Your instructions.
From the entries that follow, gather each line holding the word "System".

Raw data.
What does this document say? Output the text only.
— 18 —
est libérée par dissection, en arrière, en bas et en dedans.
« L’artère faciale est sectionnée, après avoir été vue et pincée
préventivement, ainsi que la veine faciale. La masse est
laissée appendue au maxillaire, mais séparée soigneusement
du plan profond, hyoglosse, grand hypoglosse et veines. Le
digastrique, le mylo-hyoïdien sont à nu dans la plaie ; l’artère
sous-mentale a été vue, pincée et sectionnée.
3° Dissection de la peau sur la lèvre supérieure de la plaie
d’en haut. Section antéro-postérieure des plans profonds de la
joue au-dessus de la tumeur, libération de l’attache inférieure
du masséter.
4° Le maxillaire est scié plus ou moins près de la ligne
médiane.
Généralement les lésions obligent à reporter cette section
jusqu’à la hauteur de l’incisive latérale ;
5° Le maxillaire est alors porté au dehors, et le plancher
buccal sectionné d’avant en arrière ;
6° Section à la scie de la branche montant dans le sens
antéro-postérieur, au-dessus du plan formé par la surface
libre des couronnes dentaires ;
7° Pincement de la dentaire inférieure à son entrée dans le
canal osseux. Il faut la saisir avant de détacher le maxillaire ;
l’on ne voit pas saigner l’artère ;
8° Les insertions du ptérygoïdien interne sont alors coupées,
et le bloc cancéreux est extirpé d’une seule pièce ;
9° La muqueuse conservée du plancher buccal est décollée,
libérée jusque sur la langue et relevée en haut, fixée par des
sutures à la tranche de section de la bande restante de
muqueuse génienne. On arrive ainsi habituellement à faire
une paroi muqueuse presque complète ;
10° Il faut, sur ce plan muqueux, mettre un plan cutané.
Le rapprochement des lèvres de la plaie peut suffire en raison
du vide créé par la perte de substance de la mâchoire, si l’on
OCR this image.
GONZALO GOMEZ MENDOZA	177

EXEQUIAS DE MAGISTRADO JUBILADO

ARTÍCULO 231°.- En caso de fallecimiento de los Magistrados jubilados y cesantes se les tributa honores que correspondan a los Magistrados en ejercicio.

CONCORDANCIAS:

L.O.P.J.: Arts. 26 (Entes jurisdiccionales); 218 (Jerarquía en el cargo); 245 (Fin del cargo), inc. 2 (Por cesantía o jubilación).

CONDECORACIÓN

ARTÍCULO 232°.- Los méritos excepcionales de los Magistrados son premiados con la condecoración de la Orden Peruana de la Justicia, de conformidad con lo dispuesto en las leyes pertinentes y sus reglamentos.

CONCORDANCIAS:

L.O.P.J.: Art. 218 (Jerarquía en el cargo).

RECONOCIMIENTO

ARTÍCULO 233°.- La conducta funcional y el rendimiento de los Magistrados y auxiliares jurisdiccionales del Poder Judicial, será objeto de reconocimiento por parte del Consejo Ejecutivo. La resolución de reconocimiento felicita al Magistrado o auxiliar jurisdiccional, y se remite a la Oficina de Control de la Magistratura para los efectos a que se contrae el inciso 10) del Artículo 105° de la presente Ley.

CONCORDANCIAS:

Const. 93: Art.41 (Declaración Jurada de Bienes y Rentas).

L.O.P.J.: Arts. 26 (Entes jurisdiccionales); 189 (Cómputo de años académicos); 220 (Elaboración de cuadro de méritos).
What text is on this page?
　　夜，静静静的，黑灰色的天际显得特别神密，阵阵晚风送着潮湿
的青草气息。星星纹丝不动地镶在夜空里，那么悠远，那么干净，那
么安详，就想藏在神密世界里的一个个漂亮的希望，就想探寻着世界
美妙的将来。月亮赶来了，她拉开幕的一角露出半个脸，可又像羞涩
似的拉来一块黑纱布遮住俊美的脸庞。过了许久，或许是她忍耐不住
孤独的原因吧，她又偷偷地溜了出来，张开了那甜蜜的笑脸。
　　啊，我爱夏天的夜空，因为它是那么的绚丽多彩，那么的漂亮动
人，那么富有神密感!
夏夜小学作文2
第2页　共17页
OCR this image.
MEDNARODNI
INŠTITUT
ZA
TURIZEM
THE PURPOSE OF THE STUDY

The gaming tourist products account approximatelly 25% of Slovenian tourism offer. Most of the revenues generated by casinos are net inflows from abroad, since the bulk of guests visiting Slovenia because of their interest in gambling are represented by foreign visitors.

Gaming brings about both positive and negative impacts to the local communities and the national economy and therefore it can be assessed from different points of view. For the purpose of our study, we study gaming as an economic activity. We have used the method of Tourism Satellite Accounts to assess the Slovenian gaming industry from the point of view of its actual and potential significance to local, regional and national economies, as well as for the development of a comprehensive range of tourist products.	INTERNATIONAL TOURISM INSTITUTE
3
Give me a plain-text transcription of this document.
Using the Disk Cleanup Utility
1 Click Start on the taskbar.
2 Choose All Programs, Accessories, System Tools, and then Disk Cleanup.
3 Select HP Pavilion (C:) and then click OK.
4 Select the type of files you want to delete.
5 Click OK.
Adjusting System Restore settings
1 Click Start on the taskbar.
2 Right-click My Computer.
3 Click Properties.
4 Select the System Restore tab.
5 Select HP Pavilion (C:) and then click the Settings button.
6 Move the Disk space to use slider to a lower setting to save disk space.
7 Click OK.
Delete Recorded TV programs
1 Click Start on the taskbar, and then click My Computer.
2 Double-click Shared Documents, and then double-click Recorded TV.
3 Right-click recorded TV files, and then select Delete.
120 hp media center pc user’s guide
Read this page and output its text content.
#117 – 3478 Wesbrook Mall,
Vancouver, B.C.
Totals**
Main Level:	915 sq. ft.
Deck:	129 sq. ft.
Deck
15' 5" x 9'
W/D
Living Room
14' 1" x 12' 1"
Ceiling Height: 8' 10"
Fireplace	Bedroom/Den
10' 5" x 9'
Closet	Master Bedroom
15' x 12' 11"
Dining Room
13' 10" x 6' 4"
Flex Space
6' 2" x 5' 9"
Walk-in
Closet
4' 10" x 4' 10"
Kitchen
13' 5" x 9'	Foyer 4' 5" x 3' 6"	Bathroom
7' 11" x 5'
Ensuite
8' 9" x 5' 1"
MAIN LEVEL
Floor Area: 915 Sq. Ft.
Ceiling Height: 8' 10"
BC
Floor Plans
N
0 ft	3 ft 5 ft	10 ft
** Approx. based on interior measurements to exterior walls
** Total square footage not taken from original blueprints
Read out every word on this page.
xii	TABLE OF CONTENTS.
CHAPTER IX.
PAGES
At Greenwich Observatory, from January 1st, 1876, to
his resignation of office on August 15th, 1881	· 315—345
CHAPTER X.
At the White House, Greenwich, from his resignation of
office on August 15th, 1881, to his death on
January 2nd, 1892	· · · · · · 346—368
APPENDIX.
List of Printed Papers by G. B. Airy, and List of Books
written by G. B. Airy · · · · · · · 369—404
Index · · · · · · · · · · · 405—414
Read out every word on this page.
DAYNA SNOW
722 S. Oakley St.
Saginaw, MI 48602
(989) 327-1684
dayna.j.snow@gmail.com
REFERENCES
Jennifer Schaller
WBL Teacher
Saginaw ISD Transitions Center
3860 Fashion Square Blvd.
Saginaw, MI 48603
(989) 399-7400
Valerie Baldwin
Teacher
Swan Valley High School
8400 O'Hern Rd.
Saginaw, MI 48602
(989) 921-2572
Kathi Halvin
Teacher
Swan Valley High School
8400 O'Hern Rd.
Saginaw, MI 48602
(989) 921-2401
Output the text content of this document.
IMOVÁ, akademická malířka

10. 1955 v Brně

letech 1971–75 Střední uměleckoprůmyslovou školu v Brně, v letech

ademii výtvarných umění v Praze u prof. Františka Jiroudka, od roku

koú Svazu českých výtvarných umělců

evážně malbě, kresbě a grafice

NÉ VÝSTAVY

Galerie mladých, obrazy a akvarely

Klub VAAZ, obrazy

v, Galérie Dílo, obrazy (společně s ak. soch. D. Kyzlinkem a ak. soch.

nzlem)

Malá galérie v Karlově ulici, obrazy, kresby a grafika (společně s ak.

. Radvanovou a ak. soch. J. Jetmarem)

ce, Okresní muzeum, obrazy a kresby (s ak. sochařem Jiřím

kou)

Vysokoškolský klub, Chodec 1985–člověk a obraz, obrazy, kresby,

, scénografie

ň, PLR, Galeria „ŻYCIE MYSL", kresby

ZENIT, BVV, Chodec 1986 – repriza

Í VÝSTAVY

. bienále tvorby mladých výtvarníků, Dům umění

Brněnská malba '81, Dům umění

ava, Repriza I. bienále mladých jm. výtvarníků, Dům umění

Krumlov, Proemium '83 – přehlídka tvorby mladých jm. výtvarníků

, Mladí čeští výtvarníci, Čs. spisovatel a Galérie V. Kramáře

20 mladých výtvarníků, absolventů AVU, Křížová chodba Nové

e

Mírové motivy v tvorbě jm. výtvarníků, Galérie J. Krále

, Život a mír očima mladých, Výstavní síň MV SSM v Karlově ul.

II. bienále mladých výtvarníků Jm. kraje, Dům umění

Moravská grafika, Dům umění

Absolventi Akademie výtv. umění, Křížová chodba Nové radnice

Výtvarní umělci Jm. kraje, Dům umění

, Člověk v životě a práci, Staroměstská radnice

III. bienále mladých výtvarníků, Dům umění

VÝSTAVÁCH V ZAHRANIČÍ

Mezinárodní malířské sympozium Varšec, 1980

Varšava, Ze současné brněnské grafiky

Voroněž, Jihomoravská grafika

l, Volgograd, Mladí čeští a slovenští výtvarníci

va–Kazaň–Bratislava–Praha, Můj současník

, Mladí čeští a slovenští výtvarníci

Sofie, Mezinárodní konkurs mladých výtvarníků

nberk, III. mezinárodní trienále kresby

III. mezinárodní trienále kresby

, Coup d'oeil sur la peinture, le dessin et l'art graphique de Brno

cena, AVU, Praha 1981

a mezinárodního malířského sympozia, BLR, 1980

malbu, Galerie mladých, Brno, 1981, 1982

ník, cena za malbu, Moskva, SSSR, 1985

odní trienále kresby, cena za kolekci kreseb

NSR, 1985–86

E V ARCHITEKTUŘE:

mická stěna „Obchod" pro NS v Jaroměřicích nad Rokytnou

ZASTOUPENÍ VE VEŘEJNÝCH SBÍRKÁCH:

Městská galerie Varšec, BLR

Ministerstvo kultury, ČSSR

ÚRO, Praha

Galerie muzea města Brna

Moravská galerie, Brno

Answer in full.
2 Choose All Programs, Accessories, System Tools, and then Disk Cleanup.
Adjusting System Restore settings
4 Select the System Restore tab.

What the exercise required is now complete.